> Extracted data:
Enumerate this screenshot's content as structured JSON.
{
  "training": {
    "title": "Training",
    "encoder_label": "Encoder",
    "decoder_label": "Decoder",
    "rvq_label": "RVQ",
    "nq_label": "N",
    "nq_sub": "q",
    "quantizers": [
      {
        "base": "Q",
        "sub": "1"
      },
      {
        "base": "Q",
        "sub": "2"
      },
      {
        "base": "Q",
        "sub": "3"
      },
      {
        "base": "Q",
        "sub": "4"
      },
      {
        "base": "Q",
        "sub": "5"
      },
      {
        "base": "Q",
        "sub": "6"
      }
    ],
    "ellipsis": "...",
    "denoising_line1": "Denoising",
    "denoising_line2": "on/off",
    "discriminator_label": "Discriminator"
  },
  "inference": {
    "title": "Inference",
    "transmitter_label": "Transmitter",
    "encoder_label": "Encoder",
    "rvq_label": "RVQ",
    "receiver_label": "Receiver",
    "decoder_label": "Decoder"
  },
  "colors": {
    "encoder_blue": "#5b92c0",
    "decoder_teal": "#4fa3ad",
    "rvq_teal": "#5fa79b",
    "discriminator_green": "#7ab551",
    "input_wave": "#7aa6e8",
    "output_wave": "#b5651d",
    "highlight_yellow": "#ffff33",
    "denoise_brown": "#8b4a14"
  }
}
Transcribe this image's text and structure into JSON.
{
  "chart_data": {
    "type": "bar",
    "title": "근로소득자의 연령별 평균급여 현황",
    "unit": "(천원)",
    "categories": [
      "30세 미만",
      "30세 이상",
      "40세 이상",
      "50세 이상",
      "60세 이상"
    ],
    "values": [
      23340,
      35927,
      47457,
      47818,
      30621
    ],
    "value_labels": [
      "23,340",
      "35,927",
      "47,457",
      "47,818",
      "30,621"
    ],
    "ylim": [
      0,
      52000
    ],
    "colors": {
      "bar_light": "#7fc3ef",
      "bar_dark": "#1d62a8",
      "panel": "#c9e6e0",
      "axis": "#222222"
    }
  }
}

> Work to complete: Repeat the line containing "Transcribe this image's" and all subsequent lines through the final line of the data, exactly and with no others.

> Final result:
Transcribe this image's text and structure into JSON.
{
  "chart_data": {
    "type": "bar",
    "title": "근로소득자의 연령별 평균급여 현황",
    "unit": "(천원)",
    "categories": [
      "30세 미만",
      "30세 이상",
      "40세 이상",
      "50세 이상",
      "60세 이상"
    ],
    "values": [
      23340,
      35927,
      47457,
      47818,
      30621
    ],
    "value_labels": [
      "23,340",
      "35,927",
      "47,457",
      "47,818",
      "30,621"
    ],
    "ylim": [
      0,
      52000
    ],
    "colors": {
      "bar_light": "#7fc3ef",
      "bar_dark": "#1d62a8",
      "panel": "#c9e6e0",
      "axis": "#222222"
    }
  }
}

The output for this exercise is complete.